Count how many lines of the material below have the word "JSON" and give only the number.

Figure collection entries
——

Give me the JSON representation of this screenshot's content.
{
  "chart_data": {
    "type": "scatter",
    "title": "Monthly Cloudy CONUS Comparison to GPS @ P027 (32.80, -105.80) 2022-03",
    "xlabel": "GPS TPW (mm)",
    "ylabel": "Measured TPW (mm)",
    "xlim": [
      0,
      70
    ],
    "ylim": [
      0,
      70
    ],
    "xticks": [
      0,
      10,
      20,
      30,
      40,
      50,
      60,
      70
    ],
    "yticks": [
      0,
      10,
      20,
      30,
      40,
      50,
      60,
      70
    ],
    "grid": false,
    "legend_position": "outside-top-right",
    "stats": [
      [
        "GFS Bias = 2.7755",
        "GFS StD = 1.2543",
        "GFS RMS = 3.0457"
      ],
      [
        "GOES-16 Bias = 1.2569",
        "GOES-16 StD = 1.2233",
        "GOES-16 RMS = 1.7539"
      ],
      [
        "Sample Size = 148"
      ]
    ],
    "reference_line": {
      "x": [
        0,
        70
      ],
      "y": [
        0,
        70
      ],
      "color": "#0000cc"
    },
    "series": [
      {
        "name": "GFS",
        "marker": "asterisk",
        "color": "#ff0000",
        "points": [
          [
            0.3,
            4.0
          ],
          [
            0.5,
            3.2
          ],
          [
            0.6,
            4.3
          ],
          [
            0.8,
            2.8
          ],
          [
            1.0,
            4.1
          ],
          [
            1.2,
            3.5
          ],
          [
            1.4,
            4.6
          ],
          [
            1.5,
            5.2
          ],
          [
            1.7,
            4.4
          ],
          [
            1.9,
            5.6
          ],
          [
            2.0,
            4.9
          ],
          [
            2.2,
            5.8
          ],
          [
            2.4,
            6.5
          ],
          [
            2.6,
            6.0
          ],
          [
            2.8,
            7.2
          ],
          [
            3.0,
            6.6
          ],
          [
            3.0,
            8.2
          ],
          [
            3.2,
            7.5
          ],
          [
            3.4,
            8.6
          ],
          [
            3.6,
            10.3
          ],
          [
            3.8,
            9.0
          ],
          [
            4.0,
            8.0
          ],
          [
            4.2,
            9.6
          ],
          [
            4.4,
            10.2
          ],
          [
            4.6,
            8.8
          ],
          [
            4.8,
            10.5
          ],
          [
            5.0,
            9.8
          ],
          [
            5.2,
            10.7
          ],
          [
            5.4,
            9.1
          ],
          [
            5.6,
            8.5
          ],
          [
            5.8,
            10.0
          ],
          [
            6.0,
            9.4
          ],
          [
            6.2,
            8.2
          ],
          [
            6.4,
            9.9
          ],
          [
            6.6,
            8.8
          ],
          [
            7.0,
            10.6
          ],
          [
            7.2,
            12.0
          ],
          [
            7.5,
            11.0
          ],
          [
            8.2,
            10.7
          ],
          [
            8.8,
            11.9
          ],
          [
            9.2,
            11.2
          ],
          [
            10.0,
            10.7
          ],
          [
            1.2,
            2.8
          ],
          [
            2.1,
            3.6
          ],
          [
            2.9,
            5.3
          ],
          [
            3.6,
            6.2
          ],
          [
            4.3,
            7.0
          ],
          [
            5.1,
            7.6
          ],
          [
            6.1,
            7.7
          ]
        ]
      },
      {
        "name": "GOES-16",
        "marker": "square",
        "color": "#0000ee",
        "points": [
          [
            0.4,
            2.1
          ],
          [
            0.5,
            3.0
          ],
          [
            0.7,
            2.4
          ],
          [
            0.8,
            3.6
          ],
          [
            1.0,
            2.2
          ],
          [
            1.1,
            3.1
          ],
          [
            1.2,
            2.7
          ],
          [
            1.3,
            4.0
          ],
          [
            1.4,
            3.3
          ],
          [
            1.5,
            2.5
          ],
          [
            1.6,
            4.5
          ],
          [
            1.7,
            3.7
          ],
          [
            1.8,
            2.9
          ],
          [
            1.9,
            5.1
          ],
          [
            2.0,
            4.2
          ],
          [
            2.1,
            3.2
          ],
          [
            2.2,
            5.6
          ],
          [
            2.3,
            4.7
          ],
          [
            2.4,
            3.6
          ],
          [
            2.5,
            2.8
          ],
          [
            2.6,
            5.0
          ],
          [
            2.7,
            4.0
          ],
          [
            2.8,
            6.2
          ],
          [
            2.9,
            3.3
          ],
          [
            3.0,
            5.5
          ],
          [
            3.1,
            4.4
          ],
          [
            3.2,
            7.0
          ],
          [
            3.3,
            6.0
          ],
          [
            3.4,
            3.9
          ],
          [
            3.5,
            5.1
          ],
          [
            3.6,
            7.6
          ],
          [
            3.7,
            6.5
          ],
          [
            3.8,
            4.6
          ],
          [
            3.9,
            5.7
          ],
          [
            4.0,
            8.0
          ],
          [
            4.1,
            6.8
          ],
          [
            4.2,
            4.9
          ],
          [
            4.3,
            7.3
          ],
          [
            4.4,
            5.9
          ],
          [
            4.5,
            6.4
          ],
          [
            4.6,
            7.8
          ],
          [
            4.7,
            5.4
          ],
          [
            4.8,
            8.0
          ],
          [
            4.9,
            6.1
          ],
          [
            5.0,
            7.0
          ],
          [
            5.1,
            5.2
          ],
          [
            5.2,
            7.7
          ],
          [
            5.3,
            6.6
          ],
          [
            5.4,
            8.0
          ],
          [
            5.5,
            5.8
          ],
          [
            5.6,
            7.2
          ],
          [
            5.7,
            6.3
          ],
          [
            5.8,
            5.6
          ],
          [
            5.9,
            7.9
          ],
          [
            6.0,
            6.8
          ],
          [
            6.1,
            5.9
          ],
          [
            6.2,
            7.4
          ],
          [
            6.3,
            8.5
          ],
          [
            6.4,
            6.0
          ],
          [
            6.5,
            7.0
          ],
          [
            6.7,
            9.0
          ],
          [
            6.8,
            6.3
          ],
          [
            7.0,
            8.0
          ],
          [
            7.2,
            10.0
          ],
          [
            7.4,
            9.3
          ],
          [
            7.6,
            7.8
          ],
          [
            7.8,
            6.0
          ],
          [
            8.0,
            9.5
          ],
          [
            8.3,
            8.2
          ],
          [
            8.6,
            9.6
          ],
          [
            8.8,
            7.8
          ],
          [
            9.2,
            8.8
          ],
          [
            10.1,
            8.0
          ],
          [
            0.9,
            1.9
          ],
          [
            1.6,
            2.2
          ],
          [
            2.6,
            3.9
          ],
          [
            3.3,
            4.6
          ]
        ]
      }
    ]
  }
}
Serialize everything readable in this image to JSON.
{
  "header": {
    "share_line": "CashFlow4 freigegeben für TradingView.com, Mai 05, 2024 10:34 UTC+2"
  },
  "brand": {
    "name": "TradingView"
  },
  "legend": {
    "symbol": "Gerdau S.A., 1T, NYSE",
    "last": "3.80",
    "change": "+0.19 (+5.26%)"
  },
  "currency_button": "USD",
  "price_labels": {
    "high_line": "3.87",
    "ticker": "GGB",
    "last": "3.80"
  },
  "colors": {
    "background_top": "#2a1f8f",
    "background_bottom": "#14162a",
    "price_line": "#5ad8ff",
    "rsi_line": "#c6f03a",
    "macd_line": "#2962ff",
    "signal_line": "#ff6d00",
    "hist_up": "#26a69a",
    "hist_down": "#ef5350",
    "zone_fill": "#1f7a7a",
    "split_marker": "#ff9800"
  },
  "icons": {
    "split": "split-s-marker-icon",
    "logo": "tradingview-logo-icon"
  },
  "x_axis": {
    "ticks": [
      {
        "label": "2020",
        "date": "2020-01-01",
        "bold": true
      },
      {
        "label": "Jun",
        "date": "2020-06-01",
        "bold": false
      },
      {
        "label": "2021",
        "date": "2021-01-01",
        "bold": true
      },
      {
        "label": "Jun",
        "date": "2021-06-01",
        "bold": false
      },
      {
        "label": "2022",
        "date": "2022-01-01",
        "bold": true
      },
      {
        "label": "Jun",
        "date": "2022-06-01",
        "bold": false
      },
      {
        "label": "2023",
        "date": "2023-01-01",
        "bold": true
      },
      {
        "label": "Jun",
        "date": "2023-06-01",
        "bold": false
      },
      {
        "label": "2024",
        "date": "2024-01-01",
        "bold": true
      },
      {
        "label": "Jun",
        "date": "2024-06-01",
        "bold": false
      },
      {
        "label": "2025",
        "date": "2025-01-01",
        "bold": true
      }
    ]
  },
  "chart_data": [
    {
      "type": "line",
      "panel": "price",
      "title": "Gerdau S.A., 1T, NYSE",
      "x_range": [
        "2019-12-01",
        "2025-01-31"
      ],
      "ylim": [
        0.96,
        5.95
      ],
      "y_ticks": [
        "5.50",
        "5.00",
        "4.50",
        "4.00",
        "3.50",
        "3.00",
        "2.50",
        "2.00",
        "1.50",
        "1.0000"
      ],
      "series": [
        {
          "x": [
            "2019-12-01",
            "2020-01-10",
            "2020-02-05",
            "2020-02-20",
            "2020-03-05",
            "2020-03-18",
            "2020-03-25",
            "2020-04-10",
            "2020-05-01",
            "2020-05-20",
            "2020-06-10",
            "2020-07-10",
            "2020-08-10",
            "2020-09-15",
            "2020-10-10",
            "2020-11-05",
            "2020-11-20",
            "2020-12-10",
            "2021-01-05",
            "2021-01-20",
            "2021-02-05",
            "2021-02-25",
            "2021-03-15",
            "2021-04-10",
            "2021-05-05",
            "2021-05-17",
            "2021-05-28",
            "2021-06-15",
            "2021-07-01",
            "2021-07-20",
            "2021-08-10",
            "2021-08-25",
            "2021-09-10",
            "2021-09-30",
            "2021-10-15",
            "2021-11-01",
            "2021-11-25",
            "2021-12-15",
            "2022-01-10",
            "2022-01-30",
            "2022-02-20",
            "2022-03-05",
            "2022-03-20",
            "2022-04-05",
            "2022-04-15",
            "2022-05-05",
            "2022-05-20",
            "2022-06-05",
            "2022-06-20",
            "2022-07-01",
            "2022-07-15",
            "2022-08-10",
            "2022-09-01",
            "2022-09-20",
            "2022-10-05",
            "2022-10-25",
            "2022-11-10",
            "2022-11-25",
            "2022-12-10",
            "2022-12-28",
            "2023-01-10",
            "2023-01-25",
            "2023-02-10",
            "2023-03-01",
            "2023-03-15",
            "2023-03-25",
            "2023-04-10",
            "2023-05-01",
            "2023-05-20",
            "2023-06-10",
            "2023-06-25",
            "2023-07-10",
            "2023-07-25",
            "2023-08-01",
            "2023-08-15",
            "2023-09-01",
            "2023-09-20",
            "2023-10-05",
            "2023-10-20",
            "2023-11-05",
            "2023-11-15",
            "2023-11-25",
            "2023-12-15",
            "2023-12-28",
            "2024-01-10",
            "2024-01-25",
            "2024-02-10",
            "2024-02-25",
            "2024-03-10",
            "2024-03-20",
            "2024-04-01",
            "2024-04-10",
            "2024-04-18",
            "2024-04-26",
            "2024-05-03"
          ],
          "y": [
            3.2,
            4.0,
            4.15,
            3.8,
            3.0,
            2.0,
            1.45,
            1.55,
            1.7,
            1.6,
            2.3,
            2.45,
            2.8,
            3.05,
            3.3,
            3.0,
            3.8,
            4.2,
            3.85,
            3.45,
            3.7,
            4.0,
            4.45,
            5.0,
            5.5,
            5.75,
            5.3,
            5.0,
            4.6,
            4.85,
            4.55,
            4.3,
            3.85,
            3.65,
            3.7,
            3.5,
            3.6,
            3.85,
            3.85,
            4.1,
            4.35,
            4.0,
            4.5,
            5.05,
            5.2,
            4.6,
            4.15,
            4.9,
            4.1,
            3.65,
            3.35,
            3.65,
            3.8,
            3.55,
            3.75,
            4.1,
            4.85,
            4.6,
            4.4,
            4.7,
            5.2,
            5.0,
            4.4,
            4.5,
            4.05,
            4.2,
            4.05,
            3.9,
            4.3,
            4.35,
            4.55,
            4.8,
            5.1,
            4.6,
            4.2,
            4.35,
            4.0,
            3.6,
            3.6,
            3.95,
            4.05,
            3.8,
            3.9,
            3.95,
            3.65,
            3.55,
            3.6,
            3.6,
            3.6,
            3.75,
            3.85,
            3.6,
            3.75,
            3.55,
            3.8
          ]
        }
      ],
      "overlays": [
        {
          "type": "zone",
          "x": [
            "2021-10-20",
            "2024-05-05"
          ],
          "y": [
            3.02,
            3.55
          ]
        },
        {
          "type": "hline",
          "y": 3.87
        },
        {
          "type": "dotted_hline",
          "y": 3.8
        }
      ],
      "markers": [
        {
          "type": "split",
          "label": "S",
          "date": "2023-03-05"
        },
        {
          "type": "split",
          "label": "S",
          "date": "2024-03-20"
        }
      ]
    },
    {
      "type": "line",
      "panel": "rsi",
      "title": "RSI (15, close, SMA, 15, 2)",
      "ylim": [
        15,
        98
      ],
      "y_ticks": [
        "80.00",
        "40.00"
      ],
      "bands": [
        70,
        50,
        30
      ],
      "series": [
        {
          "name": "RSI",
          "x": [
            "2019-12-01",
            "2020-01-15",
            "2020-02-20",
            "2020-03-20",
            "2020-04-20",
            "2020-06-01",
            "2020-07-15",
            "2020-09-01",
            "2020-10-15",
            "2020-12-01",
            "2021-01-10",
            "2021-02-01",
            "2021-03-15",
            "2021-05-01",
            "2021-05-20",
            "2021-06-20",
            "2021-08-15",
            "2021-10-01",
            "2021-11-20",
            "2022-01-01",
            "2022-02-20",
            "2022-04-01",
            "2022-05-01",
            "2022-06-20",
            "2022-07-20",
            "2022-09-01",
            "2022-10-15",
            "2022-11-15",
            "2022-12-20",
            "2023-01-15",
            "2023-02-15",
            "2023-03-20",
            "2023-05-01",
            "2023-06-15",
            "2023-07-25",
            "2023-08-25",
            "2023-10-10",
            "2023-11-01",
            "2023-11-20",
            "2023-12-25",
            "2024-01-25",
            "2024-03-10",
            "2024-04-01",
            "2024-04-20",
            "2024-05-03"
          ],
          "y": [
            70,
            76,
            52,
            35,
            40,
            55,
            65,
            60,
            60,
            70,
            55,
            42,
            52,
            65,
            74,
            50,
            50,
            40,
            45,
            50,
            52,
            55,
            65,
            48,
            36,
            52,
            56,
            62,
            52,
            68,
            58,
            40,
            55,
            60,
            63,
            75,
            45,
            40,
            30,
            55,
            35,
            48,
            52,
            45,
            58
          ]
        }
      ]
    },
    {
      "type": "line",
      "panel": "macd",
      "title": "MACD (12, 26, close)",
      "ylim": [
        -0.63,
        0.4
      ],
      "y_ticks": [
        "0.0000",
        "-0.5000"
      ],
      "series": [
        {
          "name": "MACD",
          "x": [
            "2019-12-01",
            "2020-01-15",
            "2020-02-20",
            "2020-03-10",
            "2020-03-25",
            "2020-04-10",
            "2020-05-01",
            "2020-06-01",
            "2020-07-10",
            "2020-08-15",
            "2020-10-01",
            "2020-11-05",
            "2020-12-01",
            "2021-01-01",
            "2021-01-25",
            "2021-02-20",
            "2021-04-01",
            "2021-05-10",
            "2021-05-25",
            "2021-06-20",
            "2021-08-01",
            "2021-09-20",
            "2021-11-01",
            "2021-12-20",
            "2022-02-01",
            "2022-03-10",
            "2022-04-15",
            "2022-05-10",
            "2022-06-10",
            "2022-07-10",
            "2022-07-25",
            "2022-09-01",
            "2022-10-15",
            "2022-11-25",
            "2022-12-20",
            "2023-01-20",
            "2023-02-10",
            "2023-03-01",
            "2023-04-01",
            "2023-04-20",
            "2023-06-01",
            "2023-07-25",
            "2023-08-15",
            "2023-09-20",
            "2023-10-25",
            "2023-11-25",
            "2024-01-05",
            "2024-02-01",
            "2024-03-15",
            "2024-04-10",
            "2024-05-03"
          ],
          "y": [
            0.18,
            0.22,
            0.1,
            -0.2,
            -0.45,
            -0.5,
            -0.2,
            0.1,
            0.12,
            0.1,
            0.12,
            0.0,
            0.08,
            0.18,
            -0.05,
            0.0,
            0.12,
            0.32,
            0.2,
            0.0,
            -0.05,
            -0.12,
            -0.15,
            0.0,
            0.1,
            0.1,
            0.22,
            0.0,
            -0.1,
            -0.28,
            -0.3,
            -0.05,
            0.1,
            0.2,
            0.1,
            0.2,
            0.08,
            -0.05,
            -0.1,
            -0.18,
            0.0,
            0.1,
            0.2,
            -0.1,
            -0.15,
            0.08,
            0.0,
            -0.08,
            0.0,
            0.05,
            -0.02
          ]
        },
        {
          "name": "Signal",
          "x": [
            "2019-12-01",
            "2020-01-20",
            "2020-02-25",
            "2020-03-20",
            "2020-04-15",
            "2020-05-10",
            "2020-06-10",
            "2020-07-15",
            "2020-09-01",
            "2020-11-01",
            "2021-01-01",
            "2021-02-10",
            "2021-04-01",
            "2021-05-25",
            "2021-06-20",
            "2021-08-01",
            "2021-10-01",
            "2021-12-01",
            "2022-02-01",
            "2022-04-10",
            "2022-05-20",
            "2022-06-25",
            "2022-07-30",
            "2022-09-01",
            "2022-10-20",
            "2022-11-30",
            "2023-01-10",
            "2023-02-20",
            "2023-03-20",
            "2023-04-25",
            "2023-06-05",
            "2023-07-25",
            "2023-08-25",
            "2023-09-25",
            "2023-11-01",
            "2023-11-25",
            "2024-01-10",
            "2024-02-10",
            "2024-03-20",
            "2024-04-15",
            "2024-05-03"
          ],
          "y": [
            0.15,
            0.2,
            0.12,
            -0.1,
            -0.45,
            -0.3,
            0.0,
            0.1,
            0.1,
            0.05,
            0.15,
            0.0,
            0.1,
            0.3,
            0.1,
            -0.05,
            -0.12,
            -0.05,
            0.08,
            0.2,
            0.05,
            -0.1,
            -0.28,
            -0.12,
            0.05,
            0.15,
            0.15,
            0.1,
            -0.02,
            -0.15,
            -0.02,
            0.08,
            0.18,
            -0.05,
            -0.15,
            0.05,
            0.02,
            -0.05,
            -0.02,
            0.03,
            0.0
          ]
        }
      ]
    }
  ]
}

——

ANSWER TO THIS TASK: 2